::: Records shown :::
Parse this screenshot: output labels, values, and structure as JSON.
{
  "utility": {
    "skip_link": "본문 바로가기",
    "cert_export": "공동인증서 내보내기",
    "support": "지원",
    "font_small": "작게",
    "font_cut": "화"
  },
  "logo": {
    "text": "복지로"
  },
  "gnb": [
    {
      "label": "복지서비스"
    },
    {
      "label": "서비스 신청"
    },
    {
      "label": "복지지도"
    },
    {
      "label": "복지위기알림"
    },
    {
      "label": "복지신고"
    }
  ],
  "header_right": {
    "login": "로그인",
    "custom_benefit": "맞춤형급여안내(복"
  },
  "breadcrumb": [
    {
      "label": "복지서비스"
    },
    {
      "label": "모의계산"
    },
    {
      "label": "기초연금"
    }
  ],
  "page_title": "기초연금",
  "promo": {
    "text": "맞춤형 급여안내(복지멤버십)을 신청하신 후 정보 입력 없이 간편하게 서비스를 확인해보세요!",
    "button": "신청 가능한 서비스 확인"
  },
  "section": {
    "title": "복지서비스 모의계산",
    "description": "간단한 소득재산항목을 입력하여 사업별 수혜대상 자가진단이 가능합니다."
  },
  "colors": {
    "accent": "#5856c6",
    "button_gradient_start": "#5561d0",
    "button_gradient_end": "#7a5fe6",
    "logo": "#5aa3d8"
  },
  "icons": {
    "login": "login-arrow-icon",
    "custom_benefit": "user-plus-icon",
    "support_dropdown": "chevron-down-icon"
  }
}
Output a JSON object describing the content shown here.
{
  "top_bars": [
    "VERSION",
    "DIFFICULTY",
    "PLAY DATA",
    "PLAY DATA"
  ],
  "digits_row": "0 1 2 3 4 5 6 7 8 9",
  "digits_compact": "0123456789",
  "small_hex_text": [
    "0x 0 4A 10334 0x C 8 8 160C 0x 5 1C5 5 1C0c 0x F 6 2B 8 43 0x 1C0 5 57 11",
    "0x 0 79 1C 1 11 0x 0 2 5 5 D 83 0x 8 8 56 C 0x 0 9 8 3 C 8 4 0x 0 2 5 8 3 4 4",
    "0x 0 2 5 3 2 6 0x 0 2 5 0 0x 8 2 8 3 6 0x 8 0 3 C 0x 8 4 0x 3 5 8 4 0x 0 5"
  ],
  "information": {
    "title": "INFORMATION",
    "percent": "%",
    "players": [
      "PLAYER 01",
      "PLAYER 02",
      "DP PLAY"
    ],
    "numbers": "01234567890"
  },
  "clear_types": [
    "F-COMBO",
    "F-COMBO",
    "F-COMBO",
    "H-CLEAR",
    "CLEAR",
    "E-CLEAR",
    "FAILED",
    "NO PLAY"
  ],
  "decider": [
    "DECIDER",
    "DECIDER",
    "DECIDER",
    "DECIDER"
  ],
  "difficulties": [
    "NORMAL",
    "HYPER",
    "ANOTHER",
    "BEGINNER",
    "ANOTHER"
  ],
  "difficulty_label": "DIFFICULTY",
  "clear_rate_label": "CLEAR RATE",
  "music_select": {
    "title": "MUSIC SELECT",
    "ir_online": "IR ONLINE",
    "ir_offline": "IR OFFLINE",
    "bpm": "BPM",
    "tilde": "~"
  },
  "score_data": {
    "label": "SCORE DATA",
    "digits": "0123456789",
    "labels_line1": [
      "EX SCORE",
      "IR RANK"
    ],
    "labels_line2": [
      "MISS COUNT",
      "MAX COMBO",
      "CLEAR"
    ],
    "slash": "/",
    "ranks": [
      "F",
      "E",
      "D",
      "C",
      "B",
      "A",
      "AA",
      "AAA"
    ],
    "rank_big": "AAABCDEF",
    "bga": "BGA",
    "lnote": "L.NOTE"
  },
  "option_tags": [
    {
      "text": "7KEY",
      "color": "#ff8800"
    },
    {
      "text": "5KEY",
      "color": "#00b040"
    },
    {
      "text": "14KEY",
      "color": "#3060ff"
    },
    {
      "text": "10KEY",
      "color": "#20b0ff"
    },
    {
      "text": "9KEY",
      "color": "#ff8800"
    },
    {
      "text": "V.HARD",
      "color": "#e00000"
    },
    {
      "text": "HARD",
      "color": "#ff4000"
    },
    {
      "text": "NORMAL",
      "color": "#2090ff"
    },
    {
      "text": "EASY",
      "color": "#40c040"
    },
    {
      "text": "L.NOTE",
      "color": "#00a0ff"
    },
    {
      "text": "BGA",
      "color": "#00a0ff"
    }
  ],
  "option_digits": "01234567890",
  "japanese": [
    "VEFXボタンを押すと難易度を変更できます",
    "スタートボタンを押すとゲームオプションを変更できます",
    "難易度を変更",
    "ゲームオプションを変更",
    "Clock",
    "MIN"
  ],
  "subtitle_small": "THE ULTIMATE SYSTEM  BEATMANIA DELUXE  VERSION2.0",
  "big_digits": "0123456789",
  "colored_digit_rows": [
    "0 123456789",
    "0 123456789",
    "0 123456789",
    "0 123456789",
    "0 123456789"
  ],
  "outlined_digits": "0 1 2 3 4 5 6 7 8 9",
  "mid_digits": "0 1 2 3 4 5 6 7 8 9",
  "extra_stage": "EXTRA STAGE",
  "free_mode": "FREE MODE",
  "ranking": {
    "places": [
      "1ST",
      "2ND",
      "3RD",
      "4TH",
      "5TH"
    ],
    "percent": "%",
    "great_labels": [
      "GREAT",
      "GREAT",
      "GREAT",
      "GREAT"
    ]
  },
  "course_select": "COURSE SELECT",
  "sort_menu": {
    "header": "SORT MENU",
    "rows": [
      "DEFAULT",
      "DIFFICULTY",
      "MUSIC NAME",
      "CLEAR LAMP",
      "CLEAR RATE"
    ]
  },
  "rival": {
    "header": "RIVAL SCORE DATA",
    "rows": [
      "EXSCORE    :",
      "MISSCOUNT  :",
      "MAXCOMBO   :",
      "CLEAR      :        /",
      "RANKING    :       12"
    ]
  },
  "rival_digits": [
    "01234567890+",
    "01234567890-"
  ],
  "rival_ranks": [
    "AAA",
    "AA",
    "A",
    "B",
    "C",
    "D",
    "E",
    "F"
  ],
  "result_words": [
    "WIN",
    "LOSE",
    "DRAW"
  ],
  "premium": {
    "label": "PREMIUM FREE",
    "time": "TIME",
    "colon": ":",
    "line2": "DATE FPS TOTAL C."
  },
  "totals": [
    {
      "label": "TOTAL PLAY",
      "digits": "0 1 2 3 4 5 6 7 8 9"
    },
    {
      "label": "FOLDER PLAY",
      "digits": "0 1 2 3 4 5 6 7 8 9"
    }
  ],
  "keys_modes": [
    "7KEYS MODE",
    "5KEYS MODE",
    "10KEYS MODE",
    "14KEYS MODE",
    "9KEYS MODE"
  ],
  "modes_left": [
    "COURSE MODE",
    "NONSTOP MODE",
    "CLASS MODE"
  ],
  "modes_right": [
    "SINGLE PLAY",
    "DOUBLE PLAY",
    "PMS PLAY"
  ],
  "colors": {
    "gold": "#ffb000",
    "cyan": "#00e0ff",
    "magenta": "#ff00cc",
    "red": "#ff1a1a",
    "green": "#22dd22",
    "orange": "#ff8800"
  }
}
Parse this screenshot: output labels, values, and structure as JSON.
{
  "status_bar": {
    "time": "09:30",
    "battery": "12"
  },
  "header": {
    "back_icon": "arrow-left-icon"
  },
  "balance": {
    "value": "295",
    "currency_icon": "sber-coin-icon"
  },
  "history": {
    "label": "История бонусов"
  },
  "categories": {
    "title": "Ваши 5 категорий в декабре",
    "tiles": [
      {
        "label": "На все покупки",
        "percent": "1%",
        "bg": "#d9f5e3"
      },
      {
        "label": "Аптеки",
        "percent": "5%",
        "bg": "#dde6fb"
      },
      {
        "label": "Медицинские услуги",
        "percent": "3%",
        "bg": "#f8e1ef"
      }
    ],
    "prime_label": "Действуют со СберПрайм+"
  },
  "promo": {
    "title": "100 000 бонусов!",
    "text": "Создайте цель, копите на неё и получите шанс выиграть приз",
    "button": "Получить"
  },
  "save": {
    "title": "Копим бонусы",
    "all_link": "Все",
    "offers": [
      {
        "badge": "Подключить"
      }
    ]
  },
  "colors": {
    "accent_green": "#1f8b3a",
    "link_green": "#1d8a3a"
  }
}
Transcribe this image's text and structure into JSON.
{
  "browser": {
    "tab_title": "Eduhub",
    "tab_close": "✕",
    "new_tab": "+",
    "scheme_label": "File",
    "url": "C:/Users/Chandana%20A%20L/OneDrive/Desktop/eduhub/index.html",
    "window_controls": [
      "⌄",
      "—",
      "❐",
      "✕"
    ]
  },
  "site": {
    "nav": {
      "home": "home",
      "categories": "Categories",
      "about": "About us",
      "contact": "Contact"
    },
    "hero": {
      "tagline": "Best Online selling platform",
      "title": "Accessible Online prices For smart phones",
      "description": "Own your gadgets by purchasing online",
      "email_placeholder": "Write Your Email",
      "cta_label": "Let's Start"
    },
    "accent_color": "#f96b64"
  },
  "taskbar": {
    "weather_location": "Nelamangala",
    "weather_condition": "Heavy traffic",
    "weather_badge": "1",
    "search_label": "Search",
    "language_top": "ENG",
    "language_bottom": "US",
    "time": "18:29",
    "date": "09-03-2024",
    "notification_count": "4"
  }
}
:::
▸ Goal: Tell how many lines contain the word "arrow", using only the number.

▸ Written answer: 2